_Aim of the exercise:_
Gather every line below where "JSON" appears.

_Data supplied:_
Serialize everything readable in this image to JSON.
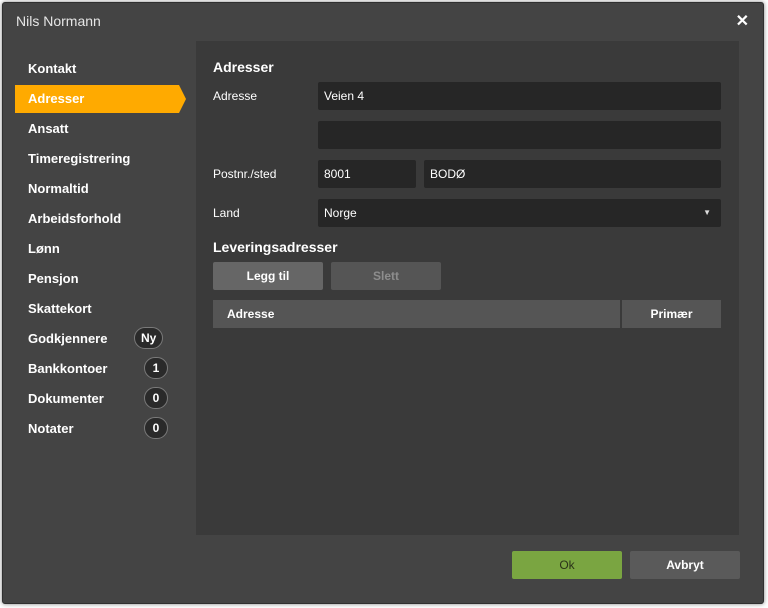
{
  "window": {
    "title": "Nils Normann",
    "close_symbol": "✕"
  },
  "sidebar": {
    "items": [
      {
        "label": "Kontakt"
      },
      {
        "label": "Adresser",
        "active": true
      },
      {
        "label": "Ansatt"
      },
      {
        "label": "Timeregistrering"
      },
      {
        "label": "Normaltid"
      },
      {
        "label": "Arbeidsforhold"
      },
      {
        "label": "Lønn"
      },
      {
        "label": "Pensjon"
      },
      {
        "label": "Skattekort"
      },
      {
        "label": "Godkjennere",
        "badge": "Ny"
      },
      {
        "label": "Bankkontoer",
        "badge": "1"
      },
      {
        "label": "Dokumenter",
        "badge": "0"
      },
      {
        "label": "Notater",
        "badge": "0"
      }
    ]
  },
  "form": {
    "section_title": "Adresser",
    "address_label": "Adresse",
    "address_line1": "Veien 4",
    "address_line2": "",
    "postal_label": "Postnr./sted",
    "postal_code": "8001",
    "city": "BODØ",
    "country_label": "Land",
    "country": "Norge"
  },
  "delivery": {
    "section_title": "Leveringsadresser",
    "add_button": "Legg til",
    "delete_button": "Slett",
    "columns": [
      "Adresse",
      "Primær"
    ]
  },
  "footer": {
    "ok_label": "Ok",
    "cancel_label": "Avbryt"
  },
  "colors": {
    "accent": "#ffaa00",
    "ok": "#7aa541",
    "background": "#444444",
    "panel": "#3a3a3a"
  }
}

* * *

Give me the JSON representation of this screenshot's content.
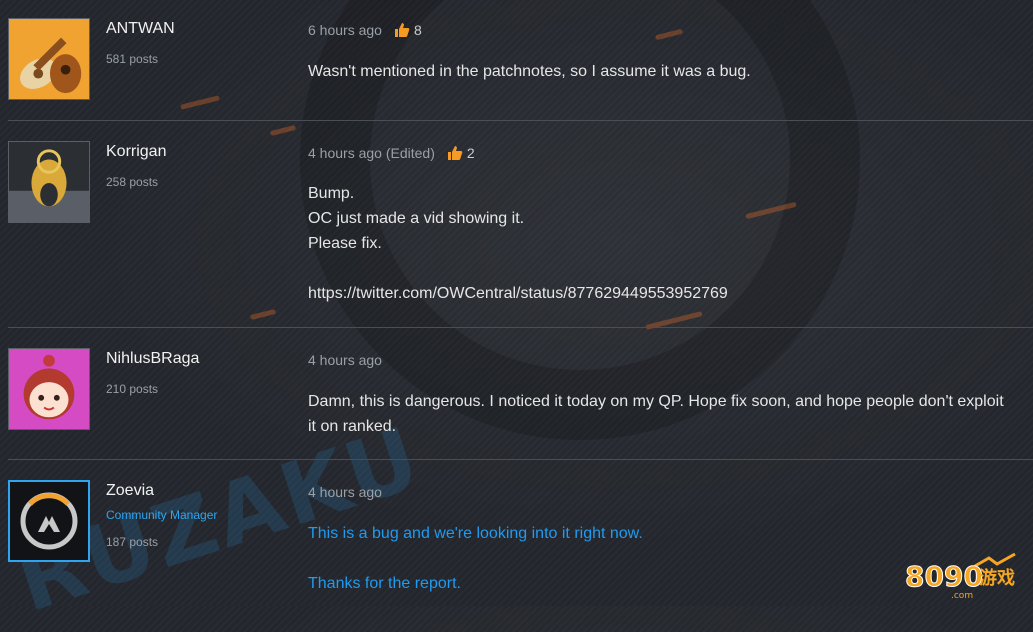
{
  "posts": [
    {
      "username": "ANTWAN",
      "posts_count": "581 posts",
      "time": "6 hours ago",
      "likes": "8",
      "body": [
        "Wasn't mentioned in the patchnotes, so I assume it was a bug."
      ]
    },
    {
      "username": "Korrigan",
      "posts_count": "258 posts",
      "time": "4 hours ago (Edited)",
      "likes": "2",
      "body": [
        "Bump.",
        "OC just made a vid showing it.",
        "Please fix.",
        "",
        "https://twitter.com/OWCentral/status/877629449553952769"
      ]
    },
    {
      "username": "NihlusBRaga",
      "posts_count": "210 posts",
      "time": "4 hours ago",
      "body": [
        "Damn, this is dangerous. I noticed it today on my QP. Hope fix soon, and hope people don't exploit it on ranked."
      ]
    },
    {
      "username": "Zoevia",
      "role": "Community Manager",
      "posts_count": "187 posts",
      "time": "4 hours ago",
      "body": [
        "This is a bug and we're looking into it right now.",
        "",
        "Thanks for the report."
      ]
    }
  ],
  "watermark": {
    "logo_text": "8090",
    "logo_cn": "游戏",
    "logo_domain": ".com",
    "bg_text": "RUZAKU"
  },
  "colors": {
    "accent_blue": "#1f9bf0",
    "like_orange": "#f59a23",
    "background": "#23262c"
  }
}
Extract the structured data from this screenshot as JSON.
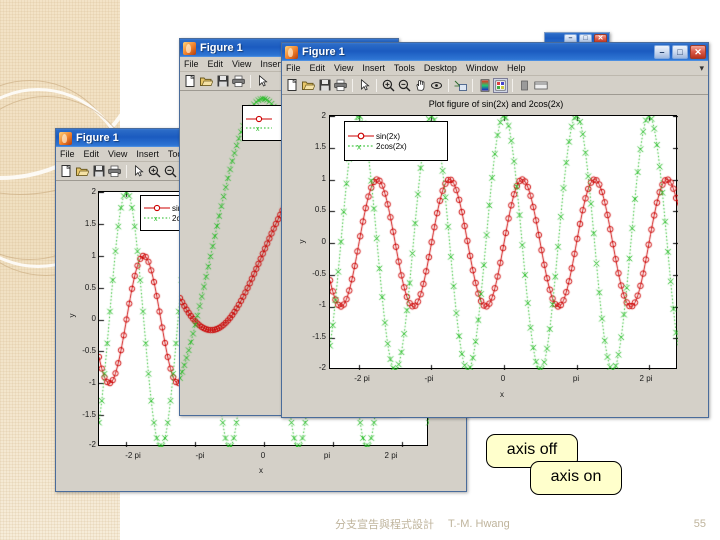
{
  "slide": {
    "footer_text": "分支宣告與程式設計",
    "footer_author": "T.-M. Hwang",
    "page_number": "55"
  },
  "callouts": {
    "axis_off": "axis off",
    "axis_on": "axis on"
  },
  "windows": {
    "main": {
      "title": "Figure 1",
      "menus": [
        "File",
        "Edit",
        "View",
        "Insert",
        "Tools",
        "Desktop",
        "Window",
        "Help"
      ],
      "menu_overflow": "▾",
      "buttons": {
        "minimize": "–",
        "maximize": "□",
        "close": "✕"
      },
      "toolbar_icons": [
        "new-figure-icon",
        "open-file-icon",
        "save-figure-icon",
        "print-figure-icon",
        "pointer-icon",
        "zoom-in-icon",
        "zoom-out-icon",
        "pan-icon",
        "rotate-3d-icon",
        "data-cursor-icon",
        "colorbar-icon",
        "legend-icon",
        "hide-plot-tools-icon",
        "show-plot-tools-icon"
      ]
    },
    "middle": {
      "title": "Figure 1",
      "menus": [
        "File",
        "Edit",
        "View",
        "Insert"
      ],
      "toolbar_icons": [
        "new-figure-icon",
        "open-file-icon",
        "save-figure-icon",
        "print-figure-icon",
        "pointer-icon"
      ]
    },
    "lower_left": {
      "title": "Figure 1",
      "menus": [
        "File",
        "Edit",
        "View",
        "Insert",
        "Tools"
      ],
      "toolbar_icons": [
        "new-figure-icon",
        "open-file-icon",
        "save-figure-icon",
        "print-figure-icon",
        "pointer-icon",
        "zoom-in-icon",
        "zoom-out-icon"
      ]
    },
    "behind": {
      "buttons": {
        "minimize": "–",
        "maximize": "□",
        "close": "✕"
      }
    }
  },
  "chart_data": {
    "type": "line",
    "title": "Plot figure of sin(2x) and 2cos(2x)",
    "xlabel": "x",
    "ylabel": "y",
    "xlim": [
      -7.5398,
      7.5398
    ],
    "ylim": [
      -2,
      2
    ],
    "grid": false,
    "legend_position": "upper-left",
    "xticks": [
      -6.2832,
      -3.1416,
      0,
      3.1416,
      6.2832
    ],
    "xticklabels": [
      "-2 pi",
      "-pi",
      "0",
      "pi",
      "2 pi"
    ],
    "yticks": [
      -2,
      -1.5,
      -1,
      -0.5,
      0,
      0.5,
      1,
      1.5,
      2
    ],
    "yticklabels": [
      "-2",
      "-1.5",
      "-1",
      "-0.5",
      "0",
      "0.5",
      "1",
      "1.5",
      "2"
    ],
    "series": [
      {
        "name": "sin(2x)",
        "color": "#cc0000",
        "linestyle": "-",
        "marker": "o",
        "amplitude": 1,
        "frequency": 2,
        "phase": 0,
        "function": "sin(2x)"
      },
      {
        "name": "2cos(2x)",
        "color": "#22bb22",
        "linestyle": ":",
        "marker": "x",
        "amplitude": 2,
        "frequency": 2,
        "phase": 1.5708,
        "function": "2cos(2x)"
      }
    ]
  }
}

_Exercise output:_
Serialize everything readable in this image to JSON.
Give me the JSON representation of this screenshot's content.
Extract the structured data from this screenshot as JSON.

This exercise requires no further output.